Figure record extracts

___

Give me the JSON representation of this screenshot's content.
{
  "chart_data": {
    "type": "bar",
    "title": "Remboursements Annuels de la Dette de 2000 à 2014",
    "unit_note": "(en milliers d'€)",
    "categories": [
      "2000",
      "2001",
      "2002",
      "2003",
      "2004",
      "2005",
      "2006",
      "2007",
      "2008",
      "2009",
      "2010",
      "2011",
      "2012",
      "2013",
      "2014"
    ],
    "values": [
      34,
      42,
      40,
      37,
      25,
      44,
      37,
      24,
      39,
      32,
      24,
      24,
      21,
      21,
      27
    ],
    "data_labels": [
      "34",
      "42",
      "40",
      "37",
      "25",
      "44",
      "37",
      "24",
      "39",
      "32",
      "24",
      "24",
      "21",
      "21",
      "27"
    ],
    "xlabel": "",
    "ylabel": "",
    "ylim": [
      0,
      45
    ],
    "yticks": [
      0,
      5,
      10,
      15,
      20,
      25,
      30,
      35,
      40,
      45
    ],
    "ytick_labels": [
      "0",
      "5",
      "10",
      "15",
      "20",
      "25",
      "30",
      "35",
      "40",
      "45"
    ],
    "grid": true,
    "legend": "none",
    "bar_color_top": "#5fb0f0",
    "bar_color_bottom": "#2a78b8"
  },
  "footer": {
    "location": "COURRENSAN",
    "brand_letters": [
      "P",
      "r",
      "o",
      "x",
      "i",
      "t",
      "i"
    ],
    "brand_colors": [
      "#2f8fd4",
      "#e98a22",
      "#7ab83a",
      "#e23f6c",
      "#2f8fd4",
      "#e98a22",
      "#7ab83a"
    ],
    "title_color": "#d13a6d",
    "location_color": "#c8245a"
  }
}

___

The records above are to be repeated exactly, in their entirety.

Exercise answer:
Give me the JSON representation of this screenshot's content.
{
  "chart_data": {
    "type": "bar",
    "title": "Remboursements Annuels de la Dette de 2000 à 2014",
    "unit_note": "(en milliers d'€)",
    "categories": [
      "2000",
      "2001",
      "2002",
      "2003",
      "2004",
      "2005",
      "2006",
      "2007",
      "2008",
      "2009",
      "2010",
      "2011",
      "2012",
      "2013",
      "2014"
    ],
    "values": [
      34,
      42,
      40,
      37,
      25,
      44,
      37,
      24,
      39,
      32,
      24,
      24,
      21,
      21,
      27
    ],
    "data_labels": [
      "34",
      "42",
      "40",
      "37",
      "25",
      "44",
      "37",
      "24",
      "39",
      "32",
      "24",
      "24",
      "21",
      "21",
      "27"
    ],
    "xlabel": "",
    "ylabel": "",
    "ylim": [
      0,
      45
    ],
    "yticks": [
      0,
      5,
      10,
      15,
      20,
      25,
      30,
      35,
      40,
      45
    ],
    "ytick_labels": [
      "0",
      "5",
      "10",
      "15",
      "20",
      "25",
      "30",
      "35",
      "40",
      "45"
    ],
    "grid": true,
    "legend": "none",
    "bar_color_top": "#5fb0f0",
    "bar_color_bottom": "#2a78b8"
  },
  "footer": {
    "location": "COURRENSAN",
    "brand_letters": [
      "P",
      "r",
      "o",
      "x",
      "i",
      "t",
      "i"
    ],
    "brand_colors": [
      "#2f8fd4",
      "#e98a22",
      "#7ab83a",
      "#e23f6c",
      "#2f8fd4",
      "#e98a22",
      "#7ab83a"
    ],
    "title_color": "#d13a6d",
    "location_color": "#c8245a"
  }
}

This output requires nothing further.